**Task to carry out:** Filter the entries and keep only the lines where the string "makes" appears.
[start Supplied entries]
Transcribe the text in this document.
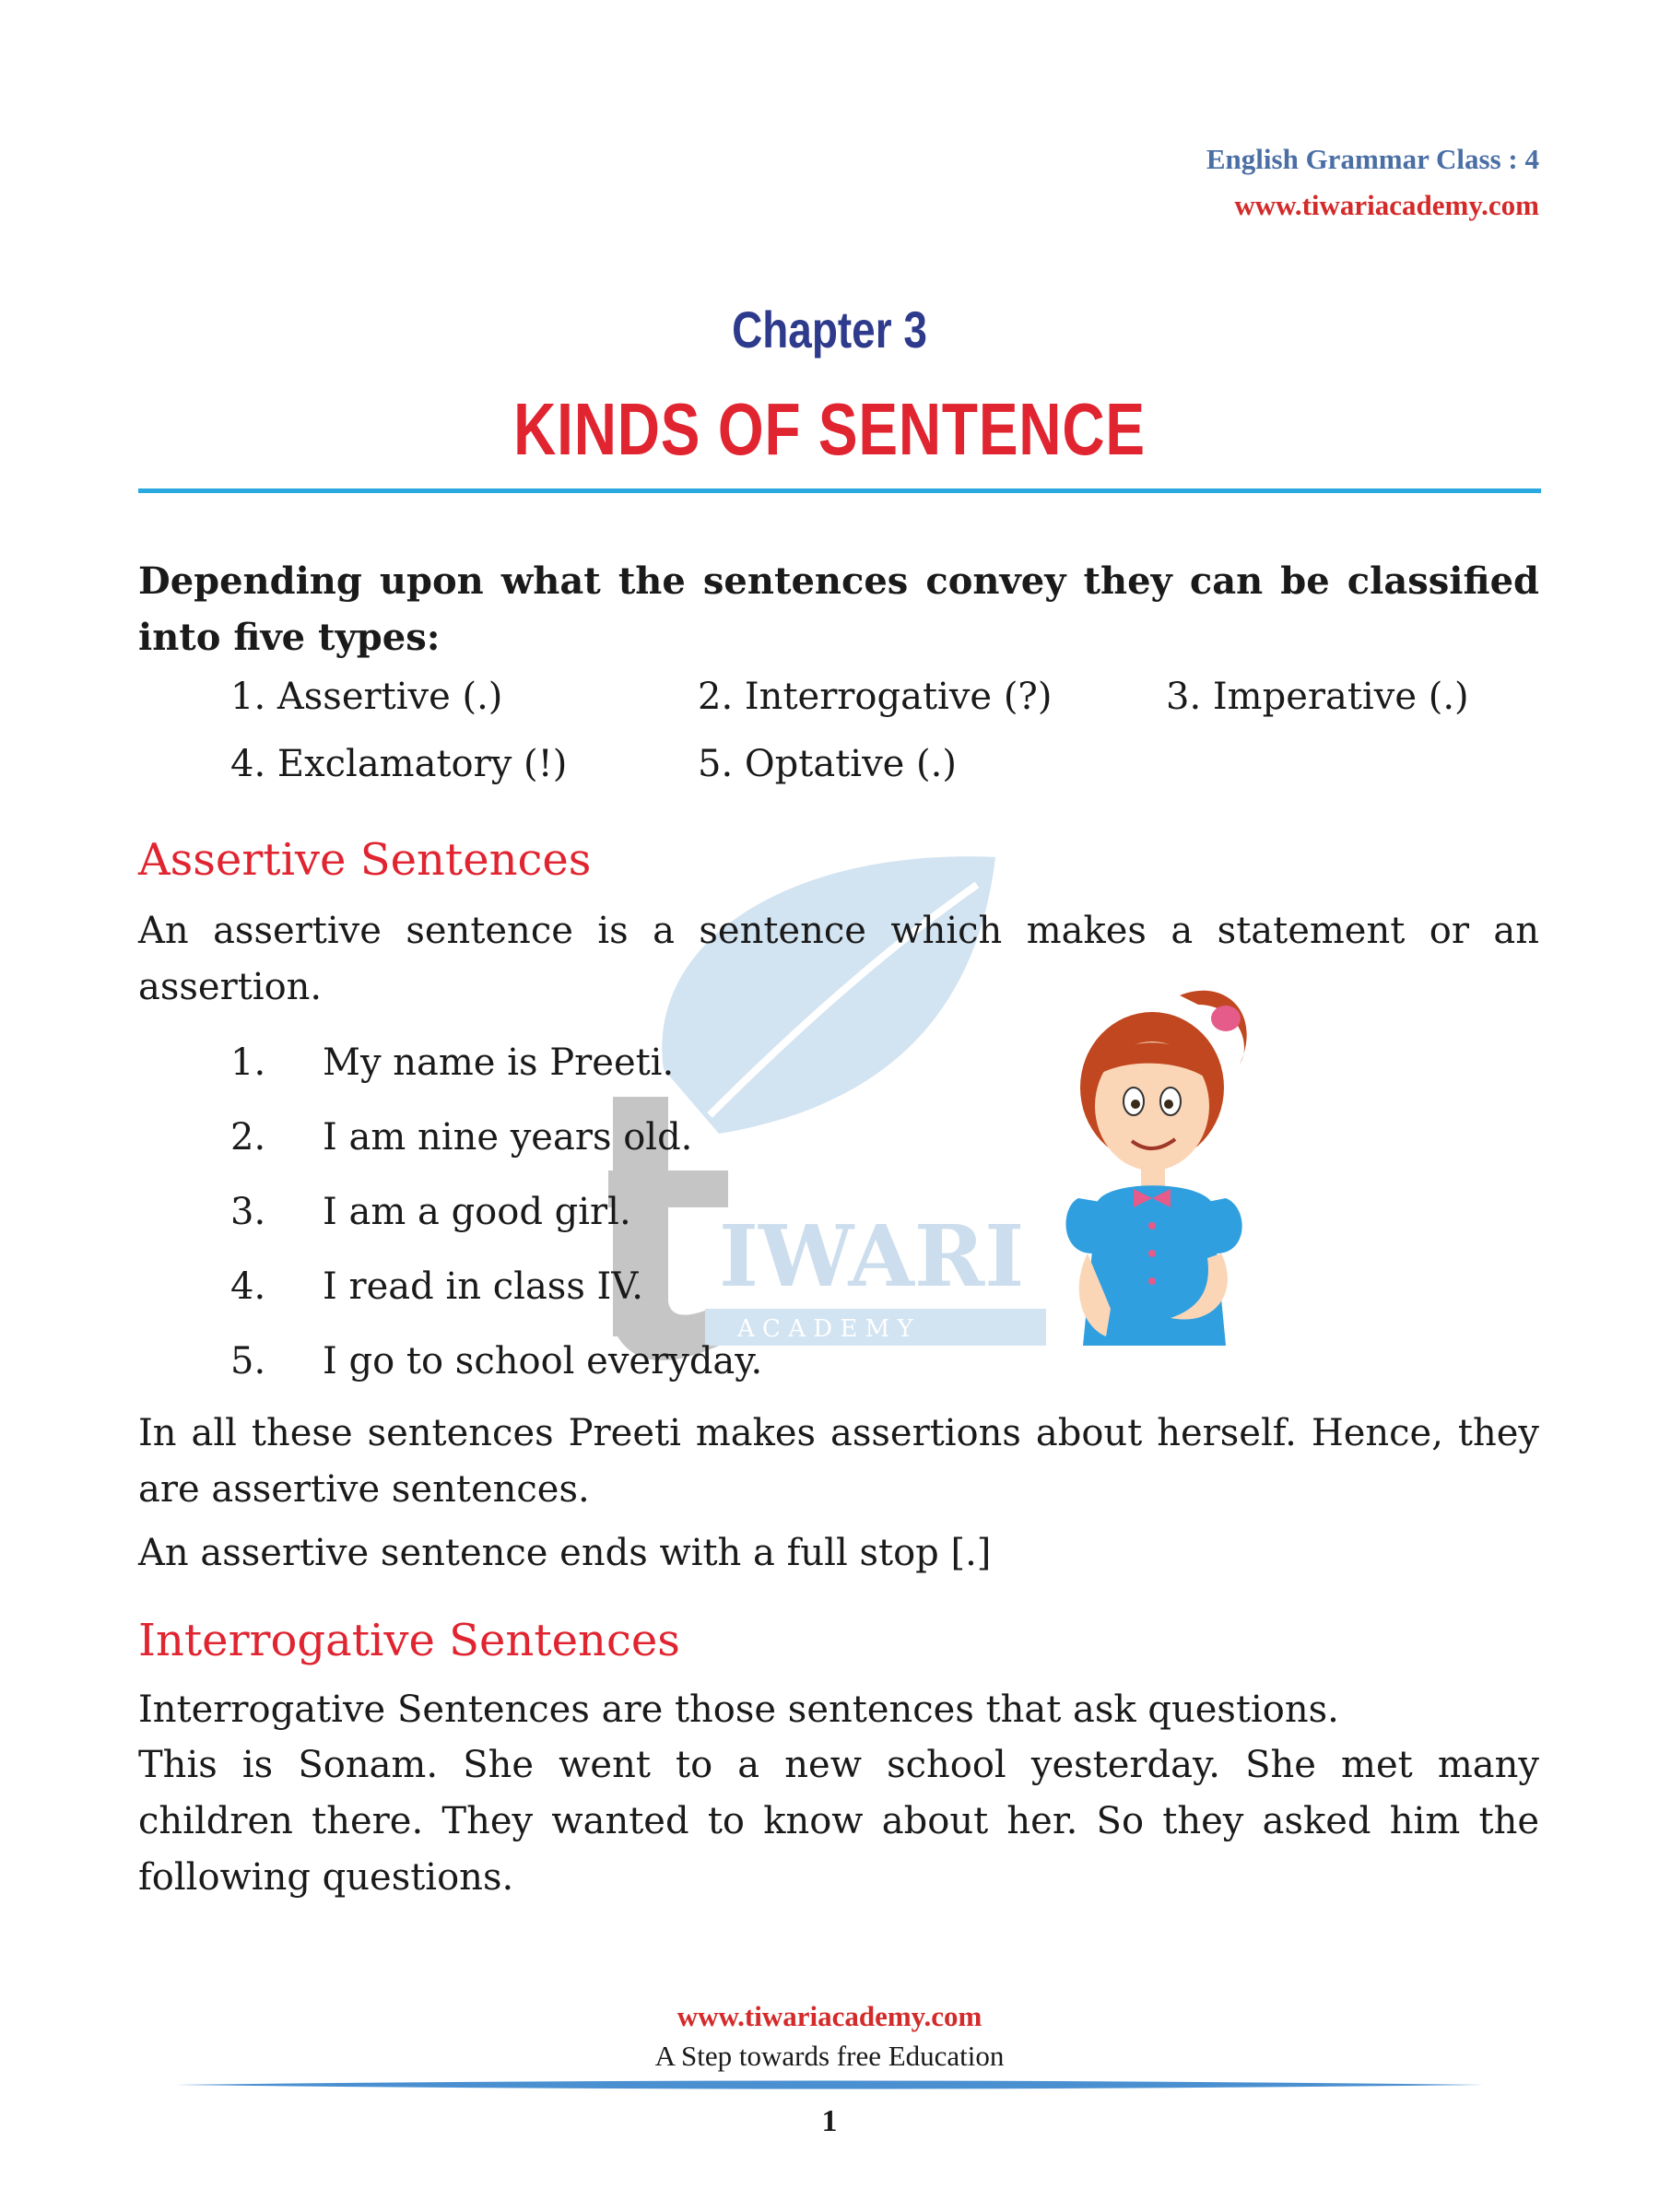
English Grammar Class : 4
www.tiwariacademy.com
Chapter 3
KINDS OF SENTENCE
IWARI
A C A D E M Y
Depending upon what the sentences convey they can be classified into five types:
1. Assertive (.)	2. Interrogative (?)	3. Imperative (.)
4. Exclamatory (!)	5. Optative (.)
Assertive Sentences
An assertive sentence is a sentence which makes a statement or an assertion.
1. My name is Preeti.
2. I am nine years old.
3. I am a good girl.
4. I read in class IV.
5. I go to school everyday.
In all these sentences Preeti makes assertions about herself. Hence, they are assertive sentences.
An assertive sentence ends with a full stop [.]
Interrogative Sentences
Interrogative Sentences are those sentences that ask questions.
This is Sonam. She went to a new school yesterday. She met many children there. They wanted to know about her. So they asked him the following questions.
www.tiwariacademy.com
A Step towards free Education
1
[end Supplied entries]
**Output of the exercise:**
An assertive sentence is a sentence which makes a statement or an assertion.
In all these sentences Preeti makes assertions about herself. Hence, they are assertive sentences.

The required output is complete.